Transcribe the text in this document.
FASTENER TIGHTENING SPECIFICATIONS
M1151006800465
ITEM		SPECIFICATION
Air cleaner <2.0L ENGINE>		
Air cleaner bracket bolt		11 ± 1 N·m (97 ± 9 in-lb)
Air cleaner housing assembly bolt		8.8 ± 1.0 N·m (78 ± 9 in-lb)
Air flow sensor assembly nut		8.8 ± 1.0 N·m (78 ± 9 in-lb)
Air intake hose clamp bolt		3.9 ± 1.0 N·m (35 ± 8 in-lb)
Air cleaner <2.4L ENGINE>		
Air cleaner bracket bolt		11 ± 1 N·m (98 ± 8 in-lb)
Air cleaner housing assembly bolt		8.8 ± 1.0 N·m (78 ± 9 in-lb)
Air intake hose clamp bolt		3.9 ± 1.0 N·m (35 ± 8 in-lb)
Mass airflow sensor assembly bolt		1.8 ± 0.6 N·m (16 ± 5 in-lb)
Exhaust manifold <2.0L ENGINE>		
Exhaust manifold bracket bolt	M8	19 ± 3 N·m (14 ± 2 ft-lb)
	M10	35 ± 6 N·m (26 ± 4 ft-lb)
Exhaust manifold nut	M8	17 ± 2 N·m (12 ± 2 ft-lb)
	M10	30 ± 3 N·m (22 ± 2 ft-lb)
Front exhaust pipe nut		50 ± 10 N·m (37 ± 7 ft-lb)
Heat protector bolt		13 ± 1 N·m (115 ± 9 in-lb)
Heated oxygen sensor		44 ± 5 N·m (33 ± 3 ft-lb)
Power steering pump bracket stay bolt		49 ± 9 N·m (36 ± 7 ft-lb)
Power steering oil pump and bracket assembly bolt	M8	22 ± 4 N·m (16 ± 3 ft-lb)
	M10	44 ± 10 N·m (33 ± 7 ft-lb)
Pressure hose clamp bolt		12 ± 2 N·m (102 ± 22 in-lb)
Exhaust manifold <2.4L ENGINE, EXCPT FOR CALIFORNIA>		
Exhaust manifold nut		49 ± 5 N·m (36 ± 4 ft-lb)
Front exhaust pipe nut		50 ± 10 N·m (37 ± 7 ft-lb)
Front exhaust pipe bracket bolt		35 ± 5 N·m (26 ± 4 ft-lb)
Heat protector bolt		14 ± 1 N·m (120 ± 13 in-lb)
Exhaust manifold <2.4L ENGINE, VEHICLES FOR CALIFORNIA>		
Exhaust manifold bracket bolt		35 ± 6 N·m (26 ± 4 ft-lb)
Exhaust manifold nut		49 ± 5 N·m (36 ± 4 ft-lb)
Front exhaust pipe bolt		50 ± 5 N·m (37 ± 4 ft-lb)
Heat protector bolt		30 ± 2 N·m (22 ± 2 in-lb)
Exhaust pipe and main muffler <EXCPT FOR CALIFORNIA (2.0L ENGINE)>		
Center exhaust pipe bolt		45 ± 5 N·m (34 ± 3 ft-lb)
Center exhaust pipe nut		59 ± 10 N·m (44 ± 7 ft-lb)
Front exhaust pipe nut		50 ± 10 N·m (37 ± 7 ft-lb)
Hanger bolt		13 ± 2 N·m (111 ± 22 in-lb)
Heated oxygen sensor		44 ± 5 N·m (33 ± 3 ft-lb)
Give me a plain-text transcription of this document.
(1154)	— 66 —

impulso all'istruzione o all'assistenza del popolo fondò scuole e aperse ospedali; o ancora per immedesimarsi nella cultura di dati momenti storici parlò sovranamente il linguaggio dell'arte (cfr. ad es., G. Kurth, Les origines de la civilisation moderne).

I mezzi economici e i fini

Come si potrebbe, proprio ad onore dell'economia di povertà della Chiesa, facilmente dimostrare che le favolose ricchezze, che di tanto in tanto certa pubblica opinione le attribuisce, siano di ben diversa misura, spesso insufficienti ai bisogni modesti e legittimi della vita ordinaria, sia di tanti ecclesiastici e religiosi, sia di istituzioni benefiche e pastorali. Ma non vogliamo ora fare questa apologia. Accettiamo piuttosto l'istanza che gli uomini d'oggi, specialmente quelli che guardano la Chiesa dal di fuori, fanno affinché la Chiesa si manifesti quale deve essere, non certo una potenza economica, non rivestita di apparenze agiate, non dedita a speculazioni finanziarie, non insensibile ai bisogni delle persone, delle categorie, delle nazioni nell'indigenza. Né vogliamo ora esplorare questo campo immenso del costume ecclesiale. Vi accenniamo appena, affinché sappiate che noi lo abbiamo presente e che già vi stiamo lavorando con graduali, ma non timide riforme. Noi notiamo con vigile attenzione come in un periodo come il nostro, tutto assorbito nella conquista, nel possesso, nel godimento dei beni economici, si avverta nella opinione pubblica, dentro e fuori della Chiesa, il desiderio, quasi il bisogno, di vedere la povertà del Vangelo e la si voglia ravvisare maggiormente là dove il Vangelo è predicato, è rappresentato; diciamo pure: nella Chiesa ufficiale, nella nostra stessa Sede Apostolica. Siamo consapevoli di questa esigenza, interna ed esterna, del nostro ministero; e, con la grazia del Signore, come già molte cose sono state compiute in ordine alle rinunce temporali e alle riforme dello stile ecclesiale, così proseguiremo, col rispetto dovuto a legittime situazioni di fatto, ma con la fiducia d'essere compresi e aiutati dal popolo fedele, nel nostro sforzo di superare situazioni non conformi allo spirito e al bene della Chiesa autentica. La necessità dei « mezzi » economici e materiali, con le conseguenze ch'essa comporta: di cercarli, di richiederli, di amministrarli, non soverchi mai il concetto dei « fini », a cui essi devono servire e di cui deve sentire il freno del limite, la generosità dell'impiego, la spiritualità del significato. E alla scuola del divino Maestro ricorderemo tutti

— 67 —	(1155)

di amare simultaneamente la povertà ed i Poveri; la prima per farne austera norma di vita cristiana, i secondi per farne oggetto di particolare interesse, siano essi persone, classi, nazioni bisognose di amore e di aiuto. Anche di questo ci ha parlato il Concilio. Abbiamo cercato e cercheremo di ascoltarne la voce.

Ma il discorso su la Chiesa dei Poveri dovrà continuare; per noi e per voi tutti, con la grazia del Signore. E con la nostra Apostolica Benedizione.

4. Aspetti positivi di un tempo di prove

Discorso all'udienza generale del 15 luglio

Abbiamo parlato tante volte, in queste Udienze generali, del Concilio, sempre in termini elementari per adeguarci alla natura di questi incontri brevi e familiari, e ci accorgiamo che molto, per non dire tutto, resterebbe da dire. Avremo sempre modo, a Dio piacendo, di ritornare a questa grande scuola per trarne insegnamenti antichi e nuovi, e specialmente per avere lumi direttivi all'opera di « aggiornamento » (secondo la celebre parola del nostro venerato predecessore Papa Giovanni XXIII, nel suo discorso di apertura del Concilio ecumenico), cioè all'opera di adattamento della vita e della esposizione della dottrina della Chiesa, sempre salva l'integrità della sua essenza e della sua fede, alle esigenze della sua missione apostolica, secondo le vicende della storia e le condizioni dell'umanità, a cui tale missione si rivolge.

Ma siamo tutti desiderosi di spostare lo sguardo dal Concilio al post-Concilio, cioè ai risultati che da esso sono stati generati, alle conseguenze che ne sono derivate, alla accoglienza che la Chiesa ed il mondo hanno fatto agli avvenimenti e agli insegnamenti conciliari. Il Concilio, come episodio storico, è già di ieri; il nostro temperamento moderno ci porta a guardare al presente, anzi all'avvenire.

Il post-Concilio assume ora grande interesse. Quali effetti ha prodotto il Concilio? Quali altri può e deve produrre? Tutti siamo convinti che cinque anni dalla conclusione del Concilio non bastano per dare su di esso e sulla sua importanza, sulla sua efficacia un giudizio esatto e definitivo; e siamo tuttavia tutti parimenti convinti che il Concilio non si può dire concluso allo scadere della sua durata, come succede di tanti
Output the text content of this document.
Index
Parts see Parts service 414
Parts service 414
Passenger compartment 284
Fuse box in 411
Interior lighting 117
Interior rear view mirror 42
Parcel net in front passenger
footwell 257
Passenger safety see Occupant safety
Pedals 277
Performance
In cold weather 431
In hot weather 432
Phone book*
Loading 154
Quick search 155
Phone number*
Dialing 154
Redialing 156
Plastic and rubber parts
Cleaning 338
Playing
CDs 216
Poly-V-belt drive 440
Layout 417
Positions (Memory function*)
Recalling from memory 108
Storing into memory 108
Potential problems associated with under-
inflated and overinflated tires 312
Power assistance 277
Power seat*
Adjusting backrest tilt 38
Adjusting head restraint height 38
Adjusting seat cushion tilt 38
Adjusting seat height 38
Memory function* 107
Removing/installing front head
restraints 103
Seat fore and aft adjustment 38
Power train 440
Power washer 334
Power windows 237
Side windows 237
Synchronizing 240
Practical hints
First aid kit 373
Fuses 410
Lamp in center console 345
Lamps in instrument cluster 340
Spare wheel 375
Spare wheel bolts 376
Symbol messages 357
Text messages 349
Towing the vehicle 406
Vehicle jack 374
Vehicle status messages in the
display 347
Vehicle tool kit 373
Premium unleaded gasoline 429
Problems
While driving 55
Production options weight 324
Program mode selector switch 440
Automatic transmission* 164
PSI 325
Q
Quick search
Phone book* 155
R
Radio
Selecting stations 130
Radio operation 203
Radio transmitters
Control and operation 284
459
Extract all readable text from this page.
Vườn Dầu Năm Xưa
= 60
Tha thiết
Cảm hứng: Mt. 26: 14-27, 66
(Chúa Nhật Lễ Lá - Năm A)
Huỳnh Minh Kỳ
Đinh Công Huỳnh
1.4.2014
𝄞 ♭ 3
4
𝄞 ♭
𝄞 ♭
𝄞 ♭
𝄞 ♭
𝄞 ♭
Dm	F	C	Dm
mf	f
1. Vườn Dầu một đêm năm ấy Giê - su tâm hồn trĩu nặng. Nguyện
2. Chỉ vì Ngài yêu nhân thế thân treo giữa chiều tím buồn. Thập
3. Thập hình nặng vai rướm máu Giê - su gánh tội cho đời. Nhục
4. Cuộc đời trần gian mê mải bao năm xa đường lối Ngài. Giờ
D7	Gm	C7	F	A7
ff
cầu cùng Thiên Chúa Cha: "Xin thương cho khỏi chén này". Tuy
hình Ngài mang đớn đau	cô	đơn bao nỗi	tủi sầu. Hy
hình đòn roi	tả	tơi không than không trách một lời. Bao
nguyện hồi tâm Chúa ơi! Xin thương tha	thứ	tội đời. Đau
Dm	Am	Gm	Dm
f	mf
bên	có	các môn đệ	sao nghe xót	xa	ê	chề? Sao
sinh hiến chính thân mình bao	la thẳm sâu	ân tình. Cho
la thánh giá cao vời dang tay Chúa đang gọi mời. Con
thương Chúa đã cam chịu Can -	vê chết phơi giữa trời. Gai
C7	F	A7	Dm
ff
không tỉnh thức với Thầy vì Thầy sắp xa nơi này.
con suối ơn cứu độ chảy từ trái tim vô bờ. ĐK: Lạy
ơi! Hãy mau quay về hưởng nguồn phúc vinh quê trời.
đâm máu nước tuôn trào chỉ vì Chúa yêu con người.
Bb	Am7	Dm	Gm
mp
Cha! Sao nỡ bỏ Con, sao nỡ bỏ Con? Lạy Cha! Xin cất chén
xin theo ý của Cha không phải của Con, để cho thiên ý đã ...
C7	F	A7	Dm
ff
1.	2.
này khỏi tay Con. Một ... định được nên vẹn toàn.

********************

## Exercise aim
Copy out every line that includes the word "assembly".

## Answer to the exercise
Air cleaner housing assembly bolt		8.8 ± 1.0 N·m (78 ± 9 in-lb)
Air flow sensor assembly nut		8.8 ± 1.0 N·m (78 ± 9 in-lb)
Air cleaner housing assembly bolt		8.8 ± 1.0 N·m (78 ± 9 in-lb)
Mass airflow sensor assembly bolt		1.8 ± 0.6 N·m (16 ± 5 in-lb)
Power steering oil pump and bracket assembly bolt	M8	22 ± 4 N·m (16 ± 3 ft-lb)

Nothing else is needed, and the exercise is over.